--- Begin DATA SHOWN ---

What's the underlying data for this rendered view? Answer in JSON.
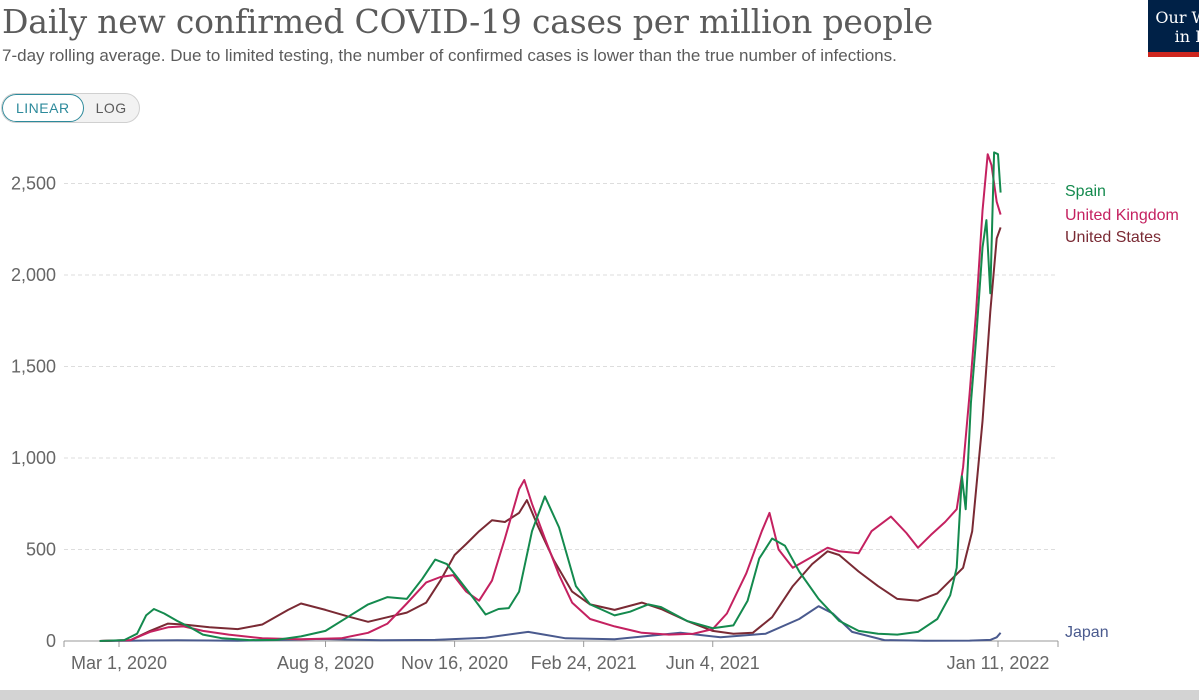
{
  "header": {
    "title": "Daily new confirmed COVID-19 cases per million people",
    "subtitle": "7-day rolling average. Due to limited testing, the number of confirmed cases is lower than the true number of infections."
  },
  "logo": {
    "text_line1": "Our W",
    "text_line2": "in D"
  },
  "controls": {
    "linear_label": "LINEAR",
    "log_label": "LOG",
    "selected": "LINEAR"
  },
  "chart_data": {
    "type": "line",
    "title": "Daily new confirmed COVID-19 cases per million people",
    "subtitle": "7-day rolling average. Due to limited testing, the number of confirmed cases is lower than the true number of infections.",
    "xlabel": "",
    "ylabel": "",
    "x_range": [
      "2020-02-01",
      "2022-01-21"
    ],
    "ylim": [
      0,
      2700
    ],
    "x_ticks": [
      {
        "date": "2020-03-01",
        "label": "Mar 1, 2020"
      },
      {
        "date": "2020-08-08",
        "label": "Aug 8, 2020"
      },
      {
        "date": "2020-11-16",
        "label": "Nov 16, 2020"
      },
      {
        "date": "2021-02-24",
        "label": "Feb 24, 2021"
      },
      {
        "date": "2021-06-04",
        "label": "Jun 4, 2021"
      },
      {
        "date": "2022-01-11",
        "label": "Jan 11, 2022"
      }
    ],
    "y_ticks": [
      {
        "value": 0,
        "label": "0"
      },
      {
        "value": 500,
        "label": "500"
      },
      {
        "value": 1000,
        "label": "1,000"
      },
      {
        "value": 1500,
        "label": "1,500"
      },
      {
        "value": 2000,
        "label": "2,000"
      },
      {
        "value": 2500,
        "label": "2,500"
      }
    ],
    "grid": "horizontal dashed",
    "legend": "end-of-line labels",
    "series": [
      {
        "name": "Spain",
        "color": "#148a4e",
        "points": [
          [
            "2020-02-15",
            0
          ],
          [
            "2020-03-05",
            5
          ],
          [
            "2020-03-15",
            40
          ],
          [
            "2020-03-22",
            140
          ],
          [
            "2020-03-28",
            175
          ],
          [
            "2020-04-05",
            150
          ],
          [
            "2020-04-15",
            110
          ],
          [
            "2020-04-25",
            75
          ],
          [
            "2020-05-05",
            35
          ],
          [
            "2020-05-20",
            15
          ],
          [
            "2020-06-10",
            5
          ],
          [
            "2020-07-01",
            6
          ],
          [
            "2020-07-20",
            25
          ],
          [
            "2020-08-08",
            55
          ],
          [
            "2020-08-25",
            130
          ],
          [
            "2020-09-10",
            200
          ],
          [
            "2020-09-25",
            240
          ],
          [
            "2020-10-10",
            230
          ],
          [
            "2020-10-22",
            340
          ],
          [
            "2020-11-01",
            445
          ],
          [
            "2020-11-10",
            420
          ],
          [
            "2020-11-20",
            330
          ],
          [
            "2020-12-01",
            230
          ],
          [
            "2020-12-10",
            145
          ],
          [
            "2020-12-20",
            175
          ],
          [
            "2020-12-28",
            180
          ],
          [
            "2021-01-05",
            270
          ],
          [
            "2021-01-15",
            600
          ],
          [
            "2021-01-25",
            790
          ],
          [
            "2021-02-05",
            620
          ],
          [
            "2021-02-18",
            300
          ],
          [
            "2021-03-01",
            200
          ],
          [
            "2021-03-20",
            140
          ],
          [
            "2021-04-01",
            160
          ],
          [
            "2021-04-15",
            200
          ],
          [
            "2021-04-25",
            185
          ],
          [
            "2021-05-15",
            110
          ],
          [
            "2021-06-04",
            70
          ],
          [
            "2021-06-20",
            85
          ],
          [
            "2021-07-01",
            220
          ],
          [
            "2021-07-10",
            450
          ],
          [
            "2021-07-20",
            560
          ],
          [
            "2021-07-30",
            520
          ],
          [
            "2021-08-10",
            380
          ],
          [
            "2021-08-25",
            230
          ],
          [
            "2021-09-10",
            110
          ],
          [
            "2021-09-25",
            55
          ],
          [
            "2021-10-10",
            40
          ],
          [
            "2021-10-25",
            35
          ],
          [
            "2021-11-10",
            50
          ],
          [
            "2021-11-25",
            120
          ],
          [
            "2021-12-05",
            250
          ],
          [
            "2021-12-10",
            400
          ],
          [
            "2021-12-14",
            900
          ],
          [
            "2021-12-17",
            720
          ],
          [
            "2021-12-21",
            1300
          ],
          [
            "2021-12-25",
            1650
          ],
          [
            "2021-12-30",
            2150
          ],
          [
            "2022-01-02",
            2300
          ],
          [
            "2022-01-05",
            1900
          ],
          [
            "2022-01-08",
            2670
          ],
          [
            "2022-01-11",
            2660
          ],
          [
            "2022-01-13",
            2450
          ]
        ]
      },
      {
        "name": "United Kingdom",
        "color": "#c42160",
        "points": [
          [
            "2020-02-15",
            0
          ],
          [
            "2020-03-10",
            5
          ],
          [
            "2020-03-25",
            50
          ],
          [
            "2020-04-08",
            75
          ],
          [
            "2020-04-20",
            80
          ],
          [
            "2020-05-05",
            55
          ],
          [
            "2020-05-25",
            35
          ],
          [
            "2020-06-20",
            15
          ],
          [
            "2020-07-20",
            10
          ],
          [
            "2020-08-20",
            15
          ],
          [
            "2020-09-10",
            45
          ],
          [
            "2020-09-25",
            95
          ],
          [
            "2020-10-10",
            205
          ],
          [
            "2020-10-25",
            320
          ],
          [
            "2020-11-05",
            350
          ],
          [
            "2020-11-15",
            360
          ],
          [
            "2020-11-25",
            270
          ],
          [
            "2020-12-05",
            220
          ],
          [
            "2020-12-15",
            330
          ],
          [
            "2020-12-25",
            560
          ],
          [
            "2021-01-05",
            830
          ],
          [
            "2021-01-09",
            880
          ],
          [
            "2021-01-15",
            750
          ],
          [
            "2021-01-25",
            560
          ],
          [
            "2021-02-05",
            360
          ],
          [
            "2021-02-15",
            210
          ],
          [
            "2021-03-01",
            120
          ],
          [
            "2021-03-20",
            80
          ],
          [
            "2021-04-10",
            45
          ],
          [
            "2021-05-01",
            35
          ],
          [
            "2021-05-20",
            40
          ],
          [
            "2021-06-04",
            65
          ],
          [
            "2021-06-15",
            150
          ],
          [
            "2021-06-30",
            370
          ],
          [
            "2021-07-12",
            600
          ],
          [
            "2021-07-18",
            700
          ],
          [
            "2021-07-25",
            500
          ],
          [
            "2021-08-05",
            400
          ],
          [
            "2021-08-20",
            460
          ],
          [
            "2021-09-01",
            510
          ],
          [
            "2021-09-10",
            490
          ],
          [
            "2021-09-25",
            480
          ],
          [
            "2021-10-05",
            600
          ],
          [
            "2021-10-20",
            680
          ],
          [
            "2021-11-01",
            590
          ],
          [
            "2021-11-10",
            510
          ],
          [
            "2021-11-20",
            580
          ],
          [
            "2021-12-01",
            650
          ],
          [
            "2021-12-10",
            720
          ],
          [
            "2021-12-15",
            950
          ],
          [
            "2021-12-20",
            1350
          ],
          [
            "2021-12-25",
            1800
          ],
          [
            "2021-12-30",
            2350
          ],
          [
            "2022-01-03",
            2660
          ],
          [
            "2022-01-06",
            2600
          ],
          [
            "2022-01-10",
            2400
          ],
          [
            "2022-01-13",
            2330
          ]
        ]
      },
      {
        "name": "United States",
        "color": "#7a2a34",
        "points": [
          [
            "2020-02-15",
            0
          ],
          [
            "2020-03-10",
            5
          ],
          [
            "2020-03-25",
            55
          ],
          [
            "2020-04-08",
            95
          ],
          [
            "2020-04-20",
            90
          ],
          [
            "2020-05-10",
            75
          ],
          [
            "2020-06-01",
            65
          ],
          [
            "2020-06-20",
            90
          ],
          [
            "2020-07-10",
            170
          ],
          [
            "2020-07-20",
            205
          ],
          [
            "2020-08-08",
            170
          ],
          [
            "2020-08-25",
            135
          ],
          [
            "2020-09-10",
            105
          ],
          [
            "2020-09-25",
            130
          ],
          [
            "2020-10-10",
            155
          ],
          [
            "2020-10-25",
            210
          ],
          [
            "2020-11-05",
            330
          ],
          [
            "2020-11-16",
            470
          ],
          [
            "2020-11-25",
            530
          ],
          [
            "2020-12-05",
            600
          ],
          [
            "2020-12-15",
            660
          ],
          [
            "2020-12-25",
            650
          ],
          [
            "2021-01-05",
            700
          ],
          [
            "2021-01-11",
            770
          ],
          [
            "2021-01-20",
            620
          ],
          [
            "2021-02-01",
            440
          ],
          [
            "2021-02-15",
            270
          ],
          [
            "2021-03-01",
            200
          ],
          [
            "2021-03-20",
            170
          ],
          [
            "2021-04-10",
            210
          ],
          [
            "2021-04-25",
            175
          ],
          [
            "2021-05-15",
            110
          ],
          [
            "2021-06-04",
            55
          ],
          [
            "2021-06-20",
            40
          ],
          [
            "2021-07-05",
            45
          ],
          [
            "2021-07-20",
            130
          ],
          [
            "2021-08-05",
            300
          ],
          [
            "2021-08-20",
            420
          ],
          [
            "2021-09-01",
            490
          ],
          [
            "2021-09-10",
            470
          ],
          [
            "2021-09-25",
            380
          ],
          [
            "2021-10-10",
            300
          ],
          [
            "2021-10-25",
            230
          ],
          [
            "2021-11-10",
            220
          ],
          [
            "2021-11-25",
            260
          ],
          [
            "2021-12-05",
            330
          ],
          [
            "2021-12-15",
            400
          ],
          [
            "2021-12-22",
            600
          ],
          [
            "2021-12-30",
            1200
          ],
          [
            "2022-01-05",
            1800
          ],
          [
            "2022-01-10",
            2200
          ],
          [
            "2022-01-13",
            2260
          ]
        ]
      },
      {
        "name": "Japan",
        "color": "#4a5a8e",
        "points": [
          [
            "2020-02-15",
            0
          ],
          [
            "2020-04-15",
            4
          ],
          [
            "2020-06-01",
            1
          ],
          [
            "2020-08-05",
            11
          ],
          [
            "2020-09-20",
            4
          ],
          [
            "2020-11-01",
            6
          ],
          [
            "2020-12-10",
            18
          ],
          [
            "2021-01-12",
            50
          ],
          [
            "2021-02-10",
            15
          ],
          [
            "2021-03-20",
            10
          ],
          [
            "2021-05-10",
            45
          ],
          [
            "2021-06-10",
            20
          ],
          [
            "2021-07-15",
            40
          ],
          [
            "2021-08-10",
            120
          ],
          [
            "2021-08-25",
            190
          ],
          [
            "2021-09-05",
            150
          ],
          [
            "2021-09-20",
            50
          ],
          [
            "2021-10-15",
            5
          ],
          [
            "2021-11-15",
            1
          ],
          [
            "2021-12-20",
            2
          ],
          [
            "2022-01-05",
            6
          ],
          [
            "2022-01-10",
            20
          ],
          [
            "2022-01-13",
            45
          ]
        ]
      }
    ]
  }
}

--- End DATA SHOWN ---

» **REQUEST**
Using the records above, gather all lines where the string "than" is present.

» **ANSWER TO THIS TASK**
    "subtitle": "7-day rolling average. Due to limited testing, the number of confirmed cases is lower than the true number of infections."
    "subtitle": "7-day rolling average. Due to limited testing, the number of confirmed cases is lower than the true number of infections.",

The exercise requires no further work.